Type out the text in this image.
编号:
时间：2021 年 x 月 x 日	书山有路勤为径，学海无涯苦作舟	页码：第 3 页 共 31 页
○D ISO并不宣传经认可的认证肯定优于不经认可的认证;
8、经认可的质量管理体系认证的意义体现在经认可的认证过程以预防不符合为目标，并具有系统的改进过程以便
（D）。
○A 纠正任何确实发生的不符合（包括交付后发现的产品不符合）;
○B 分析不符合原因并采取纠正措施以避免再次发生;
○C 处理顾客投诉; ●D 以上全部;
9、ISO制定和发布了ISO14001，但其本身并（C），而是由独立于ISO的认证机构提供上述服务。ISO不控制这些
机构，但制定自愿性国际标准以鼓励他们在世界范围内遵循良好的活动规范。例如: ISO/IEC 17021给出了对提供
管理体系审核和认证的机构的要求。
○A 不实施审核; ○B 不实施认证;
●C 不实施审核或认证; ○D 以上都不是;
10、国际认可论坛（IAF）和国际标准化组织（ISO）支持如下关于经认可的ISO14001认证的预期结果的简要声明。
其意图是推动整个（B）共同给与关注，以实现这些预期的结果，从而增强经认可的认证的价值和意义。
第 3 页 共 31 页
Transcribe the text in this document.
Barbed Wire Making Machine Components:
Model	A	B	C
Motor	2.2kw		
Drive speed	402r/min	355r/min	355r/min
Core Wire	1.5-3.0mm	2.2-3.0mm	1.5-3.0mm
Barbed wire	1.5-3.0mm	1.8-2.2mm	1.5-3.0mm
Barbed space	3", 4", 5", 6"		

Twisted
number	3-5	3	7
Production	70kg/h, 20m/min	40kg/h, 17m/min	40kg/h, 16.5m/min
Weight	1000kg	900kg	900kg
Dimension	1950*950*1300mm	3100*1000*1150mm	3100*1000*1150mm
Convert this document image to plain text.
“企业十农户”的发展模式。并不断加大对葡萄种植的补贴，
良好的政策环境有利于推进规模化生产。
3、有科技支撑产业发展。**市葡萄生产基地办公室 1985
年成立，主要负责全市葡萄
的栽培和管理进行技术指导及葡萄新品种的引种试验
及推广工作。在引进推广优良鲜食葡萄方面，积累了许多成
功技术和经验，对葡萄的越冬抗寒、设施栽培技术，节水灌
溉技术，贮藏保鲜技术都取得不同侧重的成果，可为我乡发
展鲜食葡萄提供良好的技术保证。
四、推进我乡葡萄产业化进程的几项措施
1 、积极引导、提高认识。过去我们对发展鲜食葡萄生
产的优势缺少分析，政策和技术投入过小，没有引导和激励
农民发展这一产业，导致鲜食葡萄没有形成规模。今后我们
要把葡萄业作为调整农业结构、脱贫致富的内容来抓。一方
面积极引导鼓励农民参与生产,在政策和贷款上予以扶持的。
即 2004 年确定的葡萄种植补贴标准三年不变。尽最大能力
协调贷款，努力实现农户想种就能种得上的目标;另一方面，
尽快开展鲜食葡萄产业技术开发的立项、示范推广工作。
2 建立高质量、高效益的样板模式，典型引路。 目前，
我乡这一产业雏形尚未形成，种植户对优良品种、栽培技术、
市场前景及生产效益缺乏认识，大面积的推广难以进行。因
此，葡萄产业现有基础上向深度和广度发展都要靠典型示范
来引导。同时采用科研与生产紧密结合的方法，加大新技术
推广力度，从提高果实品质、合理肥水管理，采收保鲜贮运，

#### Stated task:
Report how many lines hold the string "this", giving the number and nothing else.

#### Completed task:
3